Set exercise - Find and copy every line in the records that includes the string "offset".

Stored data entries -
────

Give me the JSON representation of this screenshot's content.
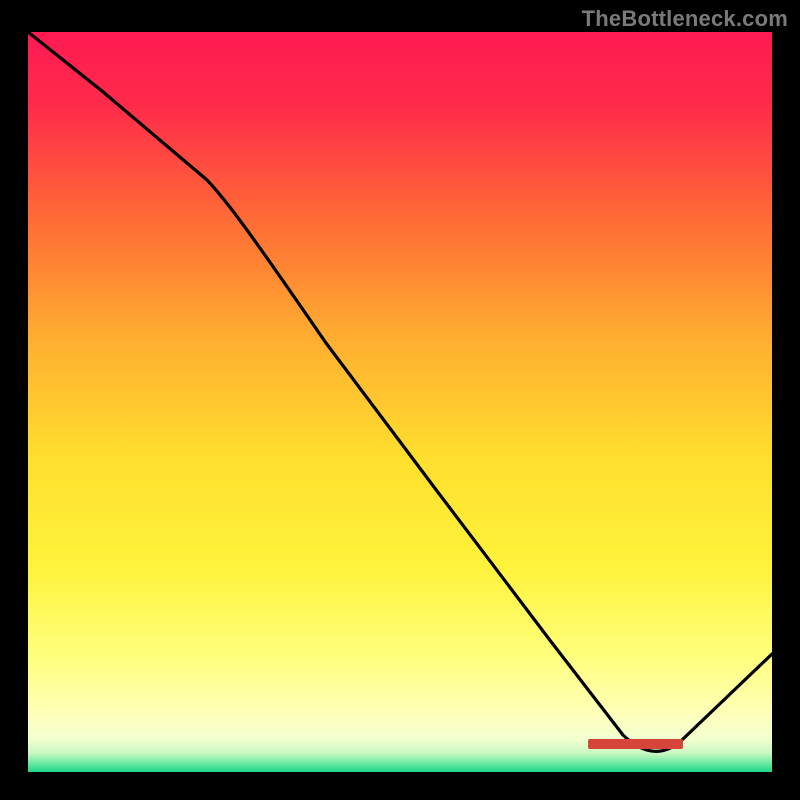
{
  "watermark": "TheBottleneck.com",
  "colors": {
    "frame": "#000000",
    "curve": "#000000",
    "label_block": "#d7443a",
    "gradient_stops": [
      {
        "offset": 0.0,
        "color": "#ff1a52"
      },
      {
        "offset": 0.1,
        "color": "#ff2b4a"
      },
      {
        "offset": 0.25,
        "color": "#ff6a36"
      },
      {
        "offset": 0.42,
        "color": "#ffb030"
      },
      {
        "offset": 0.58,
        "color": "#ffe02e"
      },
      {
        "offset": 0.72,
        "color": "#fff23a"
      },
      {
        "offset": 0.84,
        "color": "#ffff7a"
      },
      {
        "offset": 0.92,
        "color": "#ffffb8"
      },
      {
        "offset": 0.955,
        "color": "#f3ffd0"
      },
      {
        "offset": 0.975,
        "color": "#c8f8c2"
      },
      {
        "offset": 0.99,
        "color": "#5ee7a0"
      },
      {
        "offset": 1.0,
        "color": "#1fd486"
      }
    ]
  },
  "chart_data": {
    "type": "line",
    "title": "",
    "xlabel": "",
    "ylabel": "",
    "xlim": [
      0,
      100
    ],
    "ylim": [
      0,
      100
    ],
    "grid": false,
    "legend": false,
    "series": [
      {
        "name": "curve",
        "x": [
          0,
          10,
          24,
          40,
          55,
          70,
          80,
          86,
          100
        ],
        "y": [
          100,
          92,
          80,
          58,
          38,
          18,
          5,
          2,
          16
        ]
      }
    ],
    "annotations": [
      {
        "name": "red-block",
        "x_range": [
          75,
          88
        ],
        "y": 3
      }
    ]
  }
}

────

Response to the exercise -
        "offset": 0.0,
        "offset": 0.1,
        "offset": 0.25,
        "offset": 0.42,
        "offset": 0.58,
        "offset": 0.72,
        "offset": 0.84,
        "offset": 0.92,
        "offset": 0.955,
        "offset": 0.975,
        "offset": 0.99,
        "offset": 1.0,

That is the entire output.